- What is being asked: Copy out all the records, word for word.

- Records for this exercise:
━━━━━━━━
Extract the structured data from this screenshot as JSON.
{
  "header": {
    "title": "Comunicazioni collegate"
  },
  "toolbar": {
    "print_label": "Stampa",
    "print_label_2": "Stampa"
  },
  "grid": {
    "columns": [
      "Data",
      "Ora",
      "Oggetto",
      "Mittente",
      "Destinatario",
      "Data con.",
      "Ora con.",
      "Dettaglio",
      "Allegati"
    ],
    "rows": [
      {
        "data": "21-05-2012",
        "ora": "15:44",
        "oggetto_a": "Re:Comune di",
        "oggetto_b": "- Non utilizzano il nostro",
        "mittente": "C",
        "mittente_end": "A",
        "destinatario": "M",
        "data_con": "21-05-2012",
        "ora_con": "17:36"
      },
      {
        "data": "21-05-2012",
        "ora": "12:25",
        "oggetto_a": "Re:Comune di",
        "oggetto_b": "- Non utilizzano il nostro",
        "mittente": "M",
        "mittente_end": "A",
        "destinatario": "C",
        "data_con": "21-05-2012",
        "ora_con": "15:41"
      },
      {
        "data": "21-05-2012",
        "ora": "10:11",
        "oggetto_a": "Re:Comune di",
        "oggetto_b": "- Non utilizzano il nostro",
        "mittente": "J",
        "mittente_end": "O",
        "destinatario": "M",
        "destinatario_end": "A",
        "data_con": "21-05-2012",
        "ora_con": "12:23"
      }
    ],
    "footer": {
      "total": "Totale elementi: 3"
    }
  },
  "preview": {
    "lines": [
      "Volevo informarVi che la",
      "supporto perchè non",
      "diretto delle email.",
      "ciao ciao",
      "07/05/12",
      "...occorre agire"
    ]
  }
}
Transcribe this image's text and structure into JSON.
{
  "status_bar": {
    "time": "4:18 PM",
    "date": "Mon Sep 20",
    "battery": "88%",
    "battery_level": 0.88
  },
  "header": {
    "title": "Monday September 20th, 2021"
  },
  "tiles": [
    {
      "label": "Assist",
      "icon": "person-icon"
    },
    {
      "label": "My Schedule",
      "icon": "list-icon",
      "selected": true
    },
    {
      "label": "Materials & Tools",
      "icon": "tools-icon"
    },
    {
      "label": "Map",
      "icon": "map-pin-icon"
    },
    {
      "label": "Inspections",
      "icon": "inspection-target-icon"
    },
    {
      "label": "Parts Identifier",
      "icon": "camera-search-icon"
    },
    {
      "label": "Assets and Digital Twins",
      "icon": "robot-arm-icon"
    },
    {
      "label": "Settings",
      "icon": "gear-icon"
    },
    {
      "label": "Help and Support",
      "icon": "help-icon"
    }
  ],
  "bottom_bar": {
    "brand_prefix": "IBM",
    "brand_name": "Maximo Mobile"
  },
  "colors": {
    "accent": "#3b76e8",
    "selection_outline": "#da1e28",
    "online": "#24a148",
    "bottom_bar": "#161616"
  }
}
━━━━━━━━
- Correct response:
Extract the structured data from this screenshot as JSON.
{
  "header": {
    "title": "Comunicazioni collegate"
  },
  "toolbar": {
    "print_label": "Stampa",
    "print_label_2": "Stampa"
  },
  "grid": {
    "columns": [
      "Data",
      "Ora",
      "Oggetto",
      "Mittente",
      "Destinatario",
      "Data con.",
      "Ora con.",
      "Dettaglio",
      "Allegati"
    ],
    "rows": [
      {
        "data": "21-05-2012",
        "ora": "15:44",
        "oggetto_a": "Re:Comune di",
        "oggetto_b": "- Non utilizzano il nostro",
        "mittente": "C",
        "mittente_end": "A",
        "destinatario": "M",
        "data_con": "21-05-2012",
        "ora_con": "17:36"
      },
      {
        "data": "21-05-2012",
        "ora": "12:25",
        "oggetto_a": "Re:Comune di",
        "oggetto_b": "- Non utilizzano il nostro",
        "mittente": "M",
        "mittente_end": "A",
        "destinatario": "C",
        "data_con": "21-05-2012",
        "ora_con": "15:41"
      },
      {
        "data": "21-05-2012",
        "ora": "10:11",
        "oggetto_a": "Re:Comune di",
        "oggetto_b": "- Non utilizzano il nostro",
        "mittente": "J",
        "mittente_end": "O",
        "destinatario": "M",
        "destinatario_end": "A",
        "data_con": "21-05-2012",
        "ora_con": "12:23"
      }
    ],
    "footer": {
      "total": "Totale elementi: 3"
    }
  },
  "preview": {
    "lines": [
      "Volevo informarVi che la",
      "supporto perchè non",
      "diretto delle email.",
      "ciao ciao",
      "07/05/12",
      "...occorre agire"
    ]
  }
}
Transcribe this image's text and structure into JSON.
{
  "status_bar": {
    "time": "4:18 PM",
    "date": "Mon Sep 20",
    "battery": "88%",
    "battery_level": 0.88
  },
  "header": {
    "title": "Monday September 20th, 2021"
  },
  "tiles": [
    {
      "label": "Assist",
      "icon": "person-icon"
    },
    {
      "label": "My Schedule",
      "icon": "list-icon",
      "selected": true
    },
    {
      "label": "Materials & Tools",
      "icon": "tools-icon"
    },
    {
      "label": "Map",
      "icon": "map-pin-icon"
    },
    {
      "label": "Inspections",
      "icon": "inspection-target-icon"
    },
    {
      "label": "Parts Identifier",
      "icon": "camera-search-icon"
    },
    {
      "label": "Assets and Digital Twins",
      "icon": "robot-arm-icon"
    },
    {
      "label": "Settings",
      "icon": "gear-icon"
    },
    {
      "label": "Help and Support",
      "icon": "help-icon"
    }
  ],
  "bottom_bar": {
    "brand_prefix": "IBM",
    "brand_name": "Maximo Mobile"
  },
  "colors": {
    "accent": "#3b76e8",
    "selection_outline": "#da1e28",
    "online": "#24a148",
    "bottom_bar": "#161616"
  }
}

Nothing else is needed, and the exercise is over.